_Instruction_
Of all the lines here, how many include the string "megye"? Answer with the number only.

Records from a data source
>> START
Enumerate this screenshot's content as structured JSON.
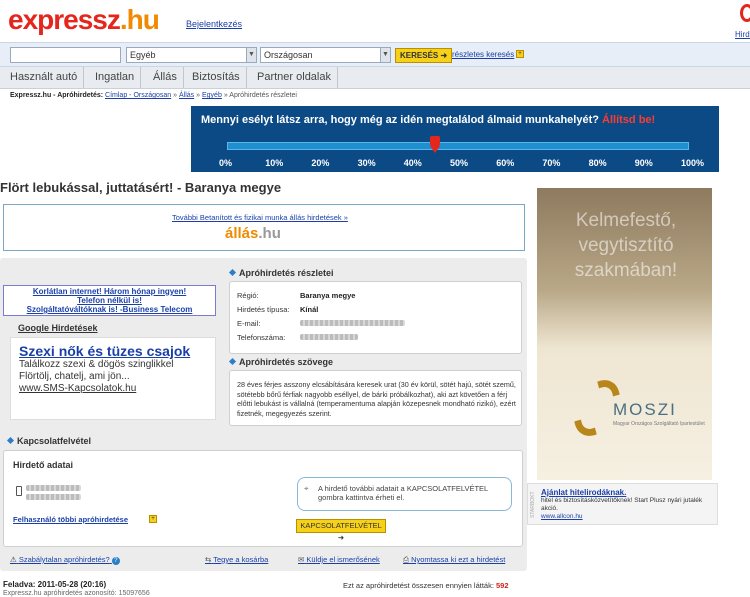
{
  "header": {
    "logo_ex": "ex",
    "logo_pressz": "pressz",
    "logo_hu": ".hu",
    "login": "Bejelentkezés",
    "topright": "Hirde"
  },
  "search": {
    "query": "",
    "category": "Egyéb",
    "region": "Országosan",
    "button": "KERESÉS",
    "advanced": "részletes keresés"
  },
  "nav": [
    "Használt autó",
    "Ingatlan",
    "Állás",
    "Biztosítás",
    "Partner oldalak"
  ],
  "breadcrumb": {
    "prefix": "Expressz.hu - Apróhirdetés:",
    "items": [
      "Címlap - Országosan",
      "Állás",
      "Egyéb"
    ],
    "current": "Apróhirdetés részletei",
    "sep": "»"
  },
  "banner": {
    "text_white": "Mennyi esélyt látsz arra, hogy még az idén  megtalálod álmaid munkahelyét?",
    "text_red": "Állítsd be!",
    "ticks": [
      "0%",
      "10%",
      "20%",
      "30%",
      "40%",
      "50%",
      "60%",
      "70%",
      "80%",
      "90%",
      "100%"
    ],
    "marker_value": 45,
    "colors": {
      "bg": "#0c4a86",
      "accent": "#e4261c"
    }
  },
  "page_title": "Flört lebukással, juttatásért! - Baranya megye",
  "top_ad": {
    "link": "További Betanított és fizikai munka állás hirdetések »",
    "logo_a": "állás",
    "logo_b": ".hu"
  },
  "promo": {
    "line1": "Korlátlan internet! Három hónap ingyen!",
    "line2": "Telefon nélkül is!",
    "line3": "Szolgáltatóváltóknak is! -Business Telecom"
  },
  "google": {
    "heading": "Google Hirdetések",
    "title": "Szexi nők és tüzes csajok",
    "desc": "Találkozz szexi & dögös szinglikkel Flörtölj, chatelj, ami jön...",
    "url": "www.SMS-Kapcsolatok.hu"
  },
  "details": {
    "heading": "Apróhirdetés részletei",
    "rows": [
      {
        "label": "Régió:",
        "value": "Baranya megye"
      },
      {
        "label": "Hirdetés típusa:",
        "value": "Kínál"
      },
      {
        "label": "E-mail:",
        "value": ""
      },
      {
        "label": "Telefonszáma:",
        "value": ""
      }
    ]
  },
  "text": {
    "heading": "Apróhirdetés szövege",
    "body": "28 éves férjes asszony elcsábítására keresek urat (30 év körül, sötét hajú, sötét szemű, sötétebb bőrű férfiak nagyobb eséllyel, de bárki próbálkozhat), aki azt követően a férj előtti lebukást is vállalná (temperamentuma alapján közepesnek mondható rizikó), ezért fizetnék, megegyezés szerint."
  },
  "contact": {
    "heading": "Kapcsolatfelvétel",
    "sub": "Hirdető adatai",
    "other_ads": "Felhasználó többi apróhirdetése",
    "tip": "A hirdető további adatait a KAPCSOLATFELVÉTEL gombra kattintva érheti el.",
    "button": "KAPCSOLATFELVÉTEL"
  },
  "actions": {
    "report": "Szabálytalan apróhirdetés?",
    "cart": "Tegye a kosárba",
    "send": "Küldje el ismerősének",
    "print": "Nyomtassa ki ezt a hirdetést"
  },
  "footer": {
    "date": "Feladva: 2011-05-28 (20:16)",
    "id_label": "Expressz.hu apróhirdetés azonosító: 15097656",
    "counter_label": "Ezt az apróhirdetést összesen ennyien látták:",
    "counter_value": "592"
  },
  "moszi": {
    "headline": "Kelmefestő, vegytisztító szakmában!",
    "name": "MOSZI",
    "sub": "Magyar Országos Szolgáltató Ipartestület"
  },
  "sponsor": {
    "label": "STARBOKT",
    "title": "Ajánlat hitelirodáknak.",
    "desc": "hitel és biztosításközvetítőknek! Start Plusz nyári jutalék akció.",
    "url": "www.allcon.hu"
  }
}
>> END
_Solution for this problem_
2